Collect every line below that contains the word "position".

Begin INPUT DATA

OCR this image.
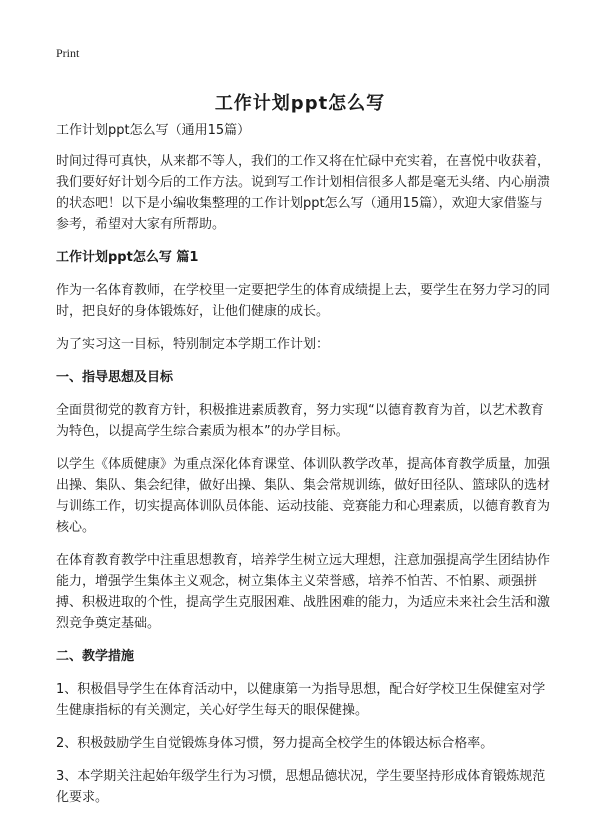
Print
工作计划ppt怎么写

工作计划ppt怎么写（通用15篇）

时间过得可真快，从来都不等人，我们的工作又将在忙碌中充实着，在喜悦中收获着，我们要好好计划今后的工作方法。说到写工作计划相信很多人都是毫无头绪、内心崩溃的状态吧！以下是小编收集整理的工作计划ppt怎么写（通用15篇），欢迎大家借鉴与参考，希望对大家有所帮助。

工作计划ppt怎么写 篇1

作为一名体育教师，在学校里一定要把学生的体育成绩提上去，要学生在努力学习的同时，把良好的身体锻炼好，让他们健康的成长。

为了实习这一目标，特别制定本学期工作计划：

一、指导思想及目标

全面贯彻党的教育方针，积极推进素质教育，努力实现“以德育教育为首，以艺术教育为特色，以提高学生综合素质为根本”的办学目标。

以学生《体质健康》为重点深化体育课堂、体训队教学改革，提高体育教学质量，加强出操、集队、集会纪律，做好出操、集队、集会常规训练，做好田径队、篮球队的选材与训练工作，切实提高体训队员体能、运动技能、竞赛能力和心理素质，以德育教育为核心。

在体育教育教学中注重思想教育，培养学生树立远大理想，注意加强提高学生团结协作能力，增强学生集体主义观念，树立集体主义荣誉感，培养不怕苦、不怕累、顽强拼搏、积极进取的个性，提高学生克服困难、战胜困难的能力，为适应未来社会生活和激烈竞争奠定基础。

二、教学措施

1、积极倡导学生在体育活动中，以健康第一为指导思想，配合好学校卫生保健室对学生健康指标的有关测定，关心好学生每天的眼保健操。

2、积极鼓励学生自觉锻炼身体习惯，努力提高全校学生的体锻达标合格率。

3、本学期关注起始年级学生行为习惯，思想品德状况，学生要坚持形成体育锻炼规范化要求。
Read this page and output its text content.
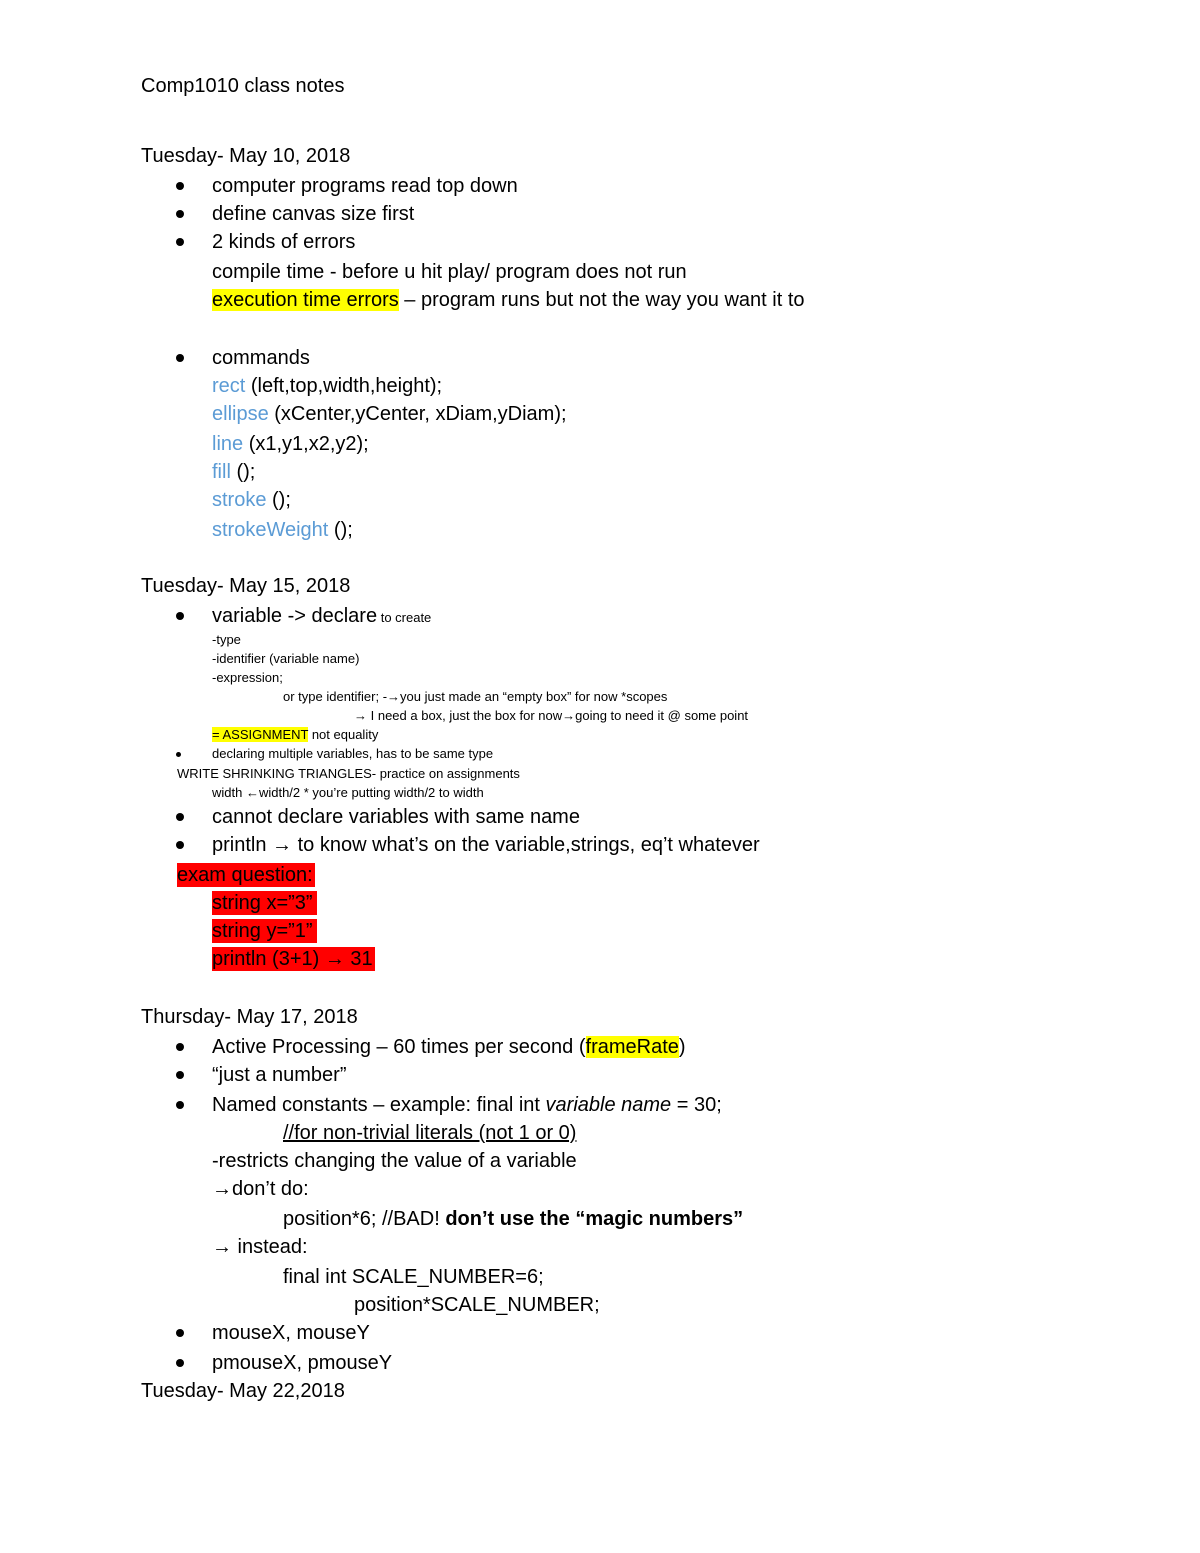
Comp1010 class notes
Tuesday- May 10, 2018
computer programs read top down
define canvas size first
2 kinds of errors
compile time - before u hit play/ program does not run
execution time errors – program runs but not the way you want it to
commands
rect (left,top,width,height);
ellipse (xCenter,yCenter, xDiam,yDiam);
line (x1,y1,x2,y2);
fill ();
stroke ();
strokeWeight ();
Tuesday- May 15, 2018
variable -> declare to create
-type
-identifier (variable name)
-expression;
or type identifier; -→you just made an “empty box” for now *scopes
→ I need a box, just the box for now→going to need it @ some point
= ASSIGNMENT not equality
declaring multiple variables, has to be same type
WRITE SHRINKING TRIANGLES- practice on assignments
width ←width/2 * you’re putting width/2 to width
cannot declare variables with same name
println → to know what’s on the variable,strings, eq’t whatever
exam question:
string x=”3”
string y=”1”
println (3+1) → 31
Thursday- May 17, 2018
Active Processing – 60 times per second (frameRate)
“just a number”
Named constants – example: final int variable name = 30;
//for non-trivial literals (not 1 or 0)
-restricts changing the value of a variable
→don’t do:
position*6; //BAD! don’t use the “magic numbers”
→ instead:
final int SCALE_NUMBER=6;
position*SCALE_NUMBER;
mouseX, mouseY
pmouseX, pmouseY
Tuesday- May 22,2018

End INPUT DATA

> **COMPLETED EXERCISE**
position*6; //BAD! don’t use the “magic numbers”
position*SCALE_NUMBER;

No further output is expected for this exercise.